▸ **REQUIRED WORK**
Keep every line where the word "ylabel" appears; drop the rest.

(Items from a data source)
┄┄┄┄┄┄

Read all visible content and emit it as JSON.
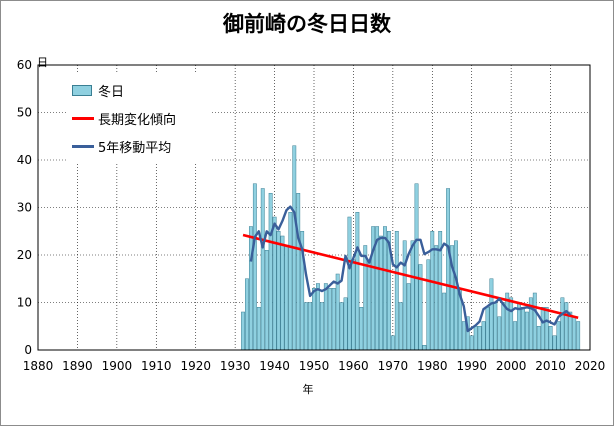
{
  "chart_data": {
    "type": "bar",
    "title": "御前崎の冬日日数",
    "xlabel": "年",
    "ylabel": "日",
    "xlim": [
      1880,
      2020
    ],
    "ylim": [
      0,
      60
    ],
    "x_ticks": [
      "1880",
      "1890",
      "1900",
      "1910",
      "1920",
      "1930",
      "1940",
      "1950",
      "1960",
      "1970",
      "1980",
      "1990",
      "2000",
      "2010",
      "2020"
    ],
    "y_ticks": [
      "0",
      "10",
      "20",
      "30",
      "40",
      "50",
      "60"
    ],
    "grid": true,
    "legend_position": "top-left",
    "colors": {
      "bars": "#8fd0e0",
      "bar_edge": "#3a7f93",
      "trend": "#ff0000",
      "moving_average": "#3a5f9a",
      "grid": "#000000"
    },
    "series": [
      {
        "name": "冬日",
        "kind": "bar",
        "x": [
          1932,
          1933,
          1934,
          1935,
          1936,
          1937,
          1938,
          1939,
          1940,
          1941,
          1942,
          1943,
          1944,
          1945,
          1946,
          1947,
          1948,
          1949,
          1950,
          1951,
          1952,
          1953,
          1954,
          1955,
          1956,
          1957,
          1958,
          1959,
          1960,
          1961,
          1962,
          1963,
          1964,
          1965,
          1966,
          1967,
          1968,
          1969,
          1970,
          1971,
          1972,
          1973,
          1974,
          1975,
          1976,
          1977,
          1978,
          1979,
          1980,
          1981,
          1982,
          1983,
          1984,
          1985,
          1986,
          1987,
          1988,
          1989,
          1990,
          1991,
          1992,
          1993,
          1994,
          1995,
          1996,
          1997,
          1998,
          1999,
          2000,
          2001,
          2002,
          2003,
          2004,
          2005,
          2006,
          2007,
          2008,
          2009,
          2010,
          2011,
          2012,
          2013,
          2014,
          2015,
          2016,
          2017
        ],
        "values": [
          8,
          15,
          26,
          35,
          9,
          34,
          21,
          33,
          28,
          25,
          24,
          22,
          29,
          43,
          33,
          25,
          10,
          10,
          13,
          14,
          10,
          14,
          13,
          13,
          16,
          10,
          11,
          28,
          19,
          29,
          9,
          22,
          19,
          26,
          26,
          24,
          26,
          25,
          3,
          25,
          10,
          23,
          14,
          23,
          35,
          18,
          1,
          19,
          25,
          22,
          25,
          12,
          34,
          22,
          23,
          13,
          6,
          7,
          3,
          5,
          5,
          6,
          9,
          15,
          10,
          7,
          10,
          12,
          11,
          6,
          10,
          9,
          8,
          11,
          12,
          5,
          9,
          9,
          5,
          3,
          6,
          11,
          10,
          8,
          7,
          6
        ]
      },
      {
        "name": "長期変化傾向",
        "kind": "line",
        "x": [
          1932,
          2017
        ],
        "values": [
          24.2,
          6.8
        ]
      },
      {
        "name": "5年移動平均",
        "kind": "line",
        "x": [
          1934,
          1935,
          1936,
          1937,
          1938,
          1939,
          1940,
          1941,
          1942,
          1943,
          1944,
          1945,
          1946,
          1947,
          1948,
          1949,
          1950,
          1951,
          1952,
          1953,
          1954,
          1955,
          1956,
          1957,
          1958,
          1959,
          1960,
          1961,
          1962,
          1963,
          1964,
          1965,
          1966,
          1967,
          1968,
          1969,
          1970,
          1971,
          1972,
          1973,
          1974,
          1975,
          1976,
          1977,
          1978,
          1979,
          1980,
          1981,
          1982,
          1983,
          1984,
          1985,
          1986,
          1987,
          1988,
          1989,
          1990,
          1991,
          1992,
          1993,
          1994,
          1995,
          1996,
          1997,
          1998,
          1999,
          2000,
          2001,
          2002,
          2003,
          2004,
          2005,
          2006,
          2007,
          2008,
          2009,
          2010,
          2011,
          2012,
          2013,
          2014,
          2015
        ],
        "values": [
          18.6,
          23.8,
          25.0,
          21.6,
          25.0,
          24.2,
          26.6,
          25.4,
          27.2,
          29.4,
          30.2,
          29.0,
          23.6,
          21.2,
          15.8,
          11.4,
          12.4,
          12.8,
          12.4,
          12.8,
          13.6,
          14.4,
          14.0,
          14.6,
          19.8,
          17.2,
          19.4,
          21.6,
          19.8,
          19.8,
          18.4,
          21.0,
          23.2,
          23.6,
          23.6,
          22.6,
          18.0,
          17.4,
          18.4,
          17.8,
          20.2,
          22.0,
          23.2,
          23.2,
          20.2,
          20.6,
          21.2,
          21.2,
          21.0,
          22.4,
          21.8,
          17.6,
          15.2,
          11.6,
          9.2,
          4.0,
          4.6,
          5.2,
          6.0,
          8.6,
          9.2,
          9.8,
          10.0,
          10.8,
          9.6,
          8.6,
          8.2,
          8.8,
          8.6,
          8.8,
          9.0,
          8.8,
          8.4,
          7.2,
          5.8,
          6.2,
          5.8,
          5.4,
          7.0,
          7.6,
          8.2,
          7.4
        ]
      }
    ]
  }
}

┄┄┄┄┄┄

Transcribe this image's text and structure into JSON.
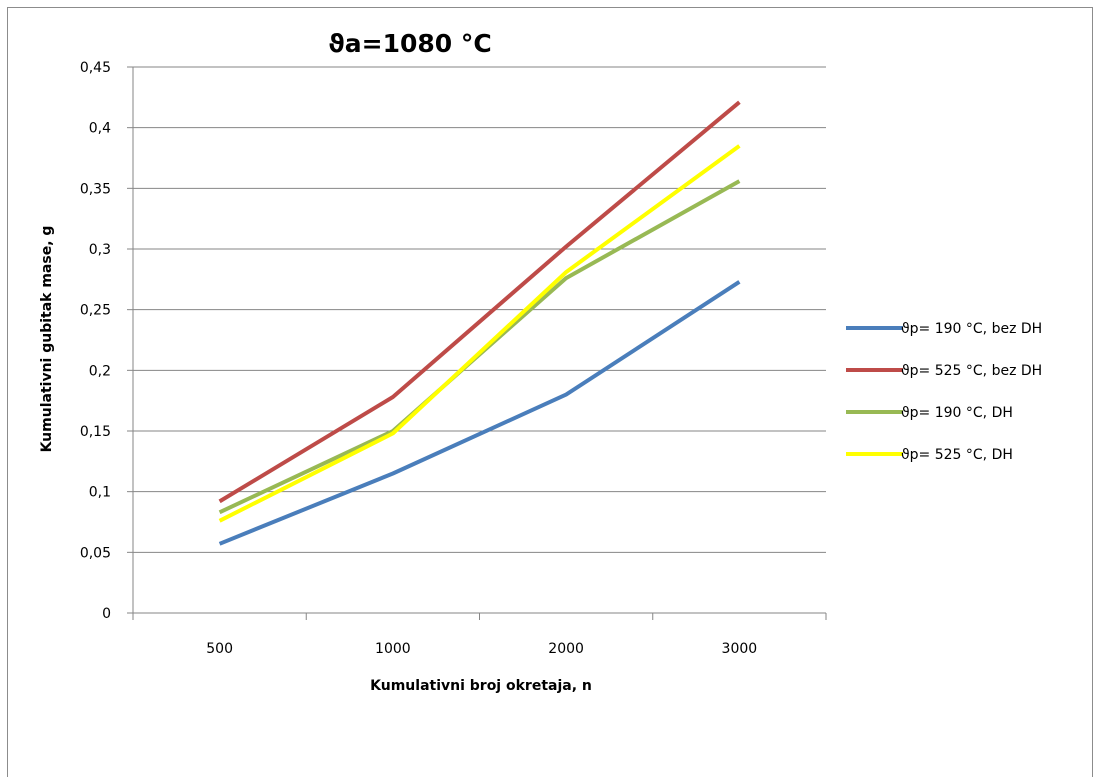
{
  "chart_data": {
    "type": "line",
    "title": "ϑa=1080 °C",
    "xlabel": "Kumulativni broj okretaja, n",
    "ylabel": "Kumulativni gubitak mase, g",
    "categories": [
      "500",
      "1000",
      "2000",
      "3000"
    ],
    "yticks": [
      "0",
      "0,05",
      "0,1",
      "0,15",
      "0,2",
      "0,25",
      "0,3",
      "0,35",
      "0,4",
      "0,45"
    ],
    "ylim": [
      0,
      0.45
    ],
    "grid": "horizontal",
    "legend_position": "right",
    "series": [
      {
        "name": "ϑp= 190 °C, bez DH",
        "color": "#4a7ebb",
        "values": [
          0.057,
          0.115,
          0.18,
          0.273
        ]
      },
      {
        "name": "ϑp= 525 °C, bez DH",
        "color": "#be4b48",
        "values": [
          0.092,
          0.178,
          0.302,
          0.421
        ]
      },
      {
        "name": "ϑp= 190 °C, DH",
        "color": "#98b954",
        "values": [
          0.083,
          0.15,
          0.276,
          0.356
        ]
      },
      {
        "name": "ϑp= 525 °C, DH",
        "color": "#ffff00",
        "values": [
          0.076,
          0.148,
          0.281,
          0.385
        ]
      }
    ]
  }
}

┄┄┄┄┄┄

▸ **SOLUTION BELOW**
    "ylabel": "日",
    "ylabel": "Kumulativni gubitak mase, g",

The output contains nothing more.